> [What this task involves]: Filter the records for lines holding the string "name".
------------------------------------------------------------------------
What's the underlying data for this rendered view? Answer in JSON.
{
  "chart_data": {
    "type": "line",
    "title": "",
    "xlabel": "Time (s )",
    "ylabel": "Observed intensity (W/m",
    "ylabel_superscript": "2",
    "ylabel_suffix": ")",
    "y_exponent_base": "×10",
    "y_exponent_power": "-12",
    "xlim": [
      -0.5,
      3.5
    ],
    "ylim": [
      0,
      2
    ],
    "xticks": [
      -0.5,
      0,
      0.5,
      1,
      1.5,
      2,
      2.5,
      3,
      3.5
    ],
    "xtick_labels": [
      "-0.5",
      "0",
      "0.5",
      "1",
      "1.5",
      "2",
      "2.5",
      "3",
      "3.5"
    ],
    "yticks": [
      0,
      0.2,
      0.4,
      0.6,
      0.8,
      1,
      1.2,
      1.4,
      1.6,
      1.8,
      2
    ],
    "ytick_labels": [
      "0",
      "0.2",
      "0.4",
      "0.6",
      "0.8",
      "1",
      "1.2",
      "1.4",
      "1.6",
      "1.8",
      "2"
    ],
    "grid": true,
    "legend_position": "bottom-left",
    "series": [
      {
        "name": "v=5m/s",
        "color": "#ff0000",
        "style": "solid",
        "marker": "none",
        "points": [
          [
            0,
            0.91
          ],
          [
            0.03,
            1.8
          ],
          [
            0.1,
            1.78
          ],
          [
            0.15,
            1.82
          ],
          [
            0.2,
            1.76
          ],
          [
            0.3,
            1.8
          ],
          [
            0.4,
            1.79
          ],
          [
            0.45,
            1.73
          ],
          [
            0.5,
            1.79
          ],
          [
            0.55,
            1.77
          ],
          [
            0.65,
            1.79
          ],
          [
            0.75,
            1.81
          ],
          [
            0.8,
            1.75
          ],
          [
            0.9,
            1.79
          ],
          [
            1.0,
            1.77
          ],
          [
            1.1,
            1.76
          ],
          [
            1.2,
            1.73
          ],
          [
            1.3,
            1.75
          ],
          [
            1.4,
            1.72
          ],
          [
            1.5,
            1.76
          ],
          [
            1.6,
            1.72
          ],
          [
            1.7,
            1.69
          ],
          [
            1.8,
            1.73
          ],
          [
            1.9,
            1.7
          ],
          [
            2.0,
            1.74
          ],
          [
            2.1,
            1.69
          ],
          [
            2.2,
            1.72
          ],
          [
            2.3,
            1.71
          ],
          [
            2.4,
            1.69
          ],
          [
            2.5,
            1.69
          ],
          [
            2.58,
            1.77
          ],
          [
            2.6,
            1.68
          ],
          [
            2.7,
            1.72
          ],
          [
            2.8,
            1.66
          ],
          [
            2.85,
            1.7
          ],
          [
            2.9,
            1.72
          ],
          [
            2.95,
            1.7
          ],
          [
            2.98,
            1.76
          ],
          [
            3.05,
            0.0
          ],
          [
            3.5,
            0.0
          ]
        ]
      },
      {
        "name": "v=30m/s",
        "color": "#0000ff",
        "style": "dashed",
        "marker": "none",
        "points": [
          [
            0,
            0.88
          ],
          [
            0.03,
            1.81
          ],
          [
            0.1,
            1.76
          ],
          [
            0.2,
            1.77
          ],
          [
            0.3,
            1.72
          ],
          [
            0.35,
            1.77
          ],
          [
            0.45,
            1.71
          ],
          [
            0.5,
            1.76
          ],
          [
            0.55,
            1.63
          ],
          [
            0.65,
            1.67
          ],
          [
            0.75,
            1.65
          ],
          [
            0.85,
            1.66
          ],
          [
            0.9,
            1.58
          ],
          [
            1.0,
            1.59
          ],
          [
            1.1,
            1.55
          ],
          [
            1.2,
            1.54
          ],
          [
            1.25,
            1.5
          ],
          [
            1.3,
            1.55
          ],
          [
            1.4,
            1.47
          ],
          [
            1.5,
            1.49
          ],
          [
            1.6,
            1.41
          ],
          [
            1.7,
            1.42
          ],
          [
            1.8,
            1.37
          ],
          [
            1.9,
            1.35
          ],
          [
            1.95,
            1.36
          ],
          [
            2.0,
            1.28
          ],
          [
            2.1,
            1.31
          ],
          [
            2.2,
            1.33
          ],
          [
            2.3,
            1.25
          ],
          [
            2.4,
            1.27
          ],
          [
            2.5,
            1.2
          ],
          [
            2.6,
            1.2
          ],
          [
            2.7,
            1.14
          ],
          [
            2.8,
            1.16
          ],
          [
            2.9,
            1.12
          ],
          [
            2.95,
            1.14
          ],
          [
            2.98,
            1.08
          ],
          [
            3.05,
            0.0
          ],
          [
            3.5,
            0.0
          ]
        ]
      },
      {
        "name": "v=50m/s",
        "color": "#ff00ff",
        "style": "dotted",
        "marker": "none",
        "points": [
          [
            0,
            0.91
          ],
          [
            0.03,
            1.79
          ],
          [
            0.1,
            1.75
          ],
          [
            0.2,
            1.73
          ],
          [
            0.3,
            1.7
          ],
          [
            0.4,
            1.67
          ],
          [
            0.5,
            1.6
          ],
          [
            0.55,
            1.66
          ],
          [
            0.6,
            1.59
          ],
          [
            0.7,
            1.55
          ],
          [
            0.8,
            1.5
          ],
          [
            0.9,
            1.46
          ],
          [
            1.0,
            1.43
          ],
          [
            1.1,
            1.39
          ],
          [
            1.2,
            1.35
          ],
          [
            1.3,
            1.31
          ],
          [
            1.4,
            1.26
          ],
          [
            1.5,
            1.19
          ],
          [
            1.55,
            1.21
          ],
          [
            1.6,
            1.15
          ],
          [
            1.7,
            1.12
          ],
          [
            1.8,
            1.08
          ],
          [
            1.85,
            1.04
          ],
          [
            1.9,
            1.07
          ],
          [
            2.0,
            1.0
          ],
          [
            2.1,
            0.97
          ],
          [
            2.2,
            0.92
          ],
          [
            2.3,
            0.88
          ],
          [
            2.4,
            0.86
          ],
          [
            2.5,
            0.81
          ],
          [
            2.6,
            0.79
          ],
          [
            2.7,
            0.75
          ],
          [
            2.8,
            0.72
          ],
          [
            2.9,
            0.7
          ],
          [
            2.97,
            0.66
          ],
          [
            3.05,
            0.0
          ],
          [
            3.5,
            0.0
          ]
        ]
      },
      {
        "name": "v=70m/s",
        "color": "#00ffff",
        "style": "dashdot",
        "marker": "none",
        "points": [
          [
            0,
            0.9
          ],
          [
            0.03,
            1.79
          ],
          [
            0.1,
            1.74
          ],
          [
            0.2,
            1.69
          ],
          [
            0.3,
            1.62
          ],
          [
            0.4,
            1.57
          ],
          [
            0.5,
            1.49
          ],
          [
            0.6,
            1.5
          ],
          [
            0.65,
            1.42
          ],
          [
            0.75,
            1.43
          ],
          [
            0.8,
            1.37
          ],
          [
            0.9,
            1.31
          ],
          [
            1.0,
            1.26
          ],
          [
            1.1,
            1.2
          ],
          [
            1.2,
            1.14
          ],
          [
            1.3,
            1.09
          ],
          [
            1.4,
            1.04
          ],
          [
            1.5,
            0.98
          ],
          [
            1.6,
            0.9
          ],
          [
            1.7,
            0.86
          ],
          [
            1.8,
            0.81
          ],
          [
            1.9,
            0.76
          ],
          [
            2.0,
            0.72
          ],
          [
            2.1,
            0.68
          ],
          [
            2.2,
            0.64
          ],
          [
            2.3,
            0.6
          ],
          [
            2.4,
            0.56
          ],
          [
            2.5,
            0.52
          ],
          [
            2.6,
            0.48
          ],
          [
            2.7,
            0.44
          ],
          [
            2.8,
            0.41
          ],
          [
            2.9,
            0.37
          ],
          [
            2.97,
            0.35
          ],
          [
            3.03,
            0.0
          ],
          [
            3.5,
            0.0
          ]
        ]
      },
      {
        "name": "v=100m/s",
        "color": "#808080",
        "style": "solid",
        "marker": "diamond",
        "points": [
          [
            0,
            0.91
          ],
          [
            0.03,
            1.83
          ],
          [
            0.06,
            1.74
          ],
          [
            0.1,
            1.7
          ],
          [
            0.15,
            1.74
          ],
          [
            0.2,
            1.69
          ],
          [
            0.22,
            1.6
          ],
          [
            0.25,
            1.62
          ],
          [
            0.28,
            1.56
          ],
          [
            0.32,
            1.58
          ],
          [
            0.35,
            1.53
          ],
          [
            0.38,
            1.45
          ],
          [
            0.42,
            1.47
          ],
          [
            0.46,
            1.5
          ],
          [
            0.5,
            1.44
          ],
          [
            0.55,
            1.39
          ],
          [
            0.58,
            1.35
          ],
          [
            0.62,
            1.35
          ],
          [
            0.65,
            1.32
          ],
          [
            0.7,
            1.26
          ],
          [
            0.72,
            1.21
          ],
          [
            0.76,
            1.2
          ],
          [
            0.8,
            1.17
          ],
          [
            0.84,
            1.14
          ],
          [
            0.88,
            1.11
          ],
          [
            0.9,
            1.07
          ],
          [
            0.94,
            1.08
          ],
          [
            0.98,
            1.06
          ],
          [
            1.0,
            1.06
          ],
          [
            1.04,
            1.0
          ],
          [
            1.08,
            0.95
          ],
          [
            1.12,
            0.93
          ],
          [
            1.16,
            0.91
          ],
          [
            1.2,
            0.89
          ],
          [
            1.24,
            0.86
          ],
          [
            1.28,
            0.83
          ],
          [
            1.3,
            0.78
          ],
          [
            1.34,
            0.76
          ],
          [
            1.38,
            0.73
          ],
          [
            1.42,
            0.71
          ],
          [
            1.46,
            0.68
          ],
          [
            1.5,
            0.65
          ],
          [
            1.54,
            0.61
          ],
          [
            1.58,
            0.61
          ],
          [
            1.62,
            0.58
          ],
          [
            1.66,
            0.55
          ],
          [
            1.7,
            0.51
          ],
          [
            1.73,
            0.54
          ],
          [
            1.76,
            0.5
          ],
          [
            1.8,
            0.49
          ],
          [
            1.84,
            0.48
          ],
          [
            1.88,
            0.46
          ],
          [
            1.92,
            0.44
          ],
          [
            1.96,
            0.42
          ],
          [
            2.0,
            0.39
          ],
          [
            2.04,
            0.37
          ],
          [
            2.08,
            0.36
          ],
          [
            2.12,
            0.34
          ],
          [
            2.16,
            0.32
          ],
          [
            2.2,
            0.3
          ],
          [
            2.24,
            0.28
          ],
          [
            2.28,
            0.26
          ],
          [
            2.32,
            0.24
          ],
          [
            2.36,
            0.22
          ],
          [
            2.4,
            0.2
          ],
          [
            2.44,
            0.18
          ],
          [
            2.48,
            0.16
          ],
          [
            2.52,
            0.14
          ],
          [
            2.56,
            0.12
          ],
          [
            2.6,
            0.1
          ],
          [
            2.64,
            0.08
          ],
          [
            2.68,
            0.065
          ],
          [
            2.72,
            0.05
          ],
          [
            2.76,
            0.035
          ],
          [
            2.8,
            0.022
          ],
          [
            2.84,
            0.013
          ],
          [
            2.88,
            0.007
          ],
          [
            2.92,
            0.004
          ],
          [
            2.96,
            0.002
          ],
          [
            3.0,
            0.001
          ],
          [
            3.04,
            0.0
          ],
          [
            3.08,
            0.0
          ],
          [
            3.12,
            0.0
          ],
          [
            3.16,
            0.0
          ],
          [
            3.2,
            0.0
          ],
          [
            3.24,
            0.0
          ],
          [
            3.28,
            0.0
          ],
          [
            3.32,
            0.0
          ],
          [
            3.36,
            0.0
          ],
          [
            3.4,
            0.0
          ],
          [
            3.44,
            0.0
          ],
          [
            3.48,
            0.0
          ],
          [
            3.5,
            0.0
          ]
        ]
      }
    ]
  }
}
------------------------------------------------------------------------
> [Full response]:
        "name": "v=5m/s",
        "name": "v=30m/s",
        "name": "v=50m/s",
        "name": "v=70m/s",
        "name": "v=100m/s",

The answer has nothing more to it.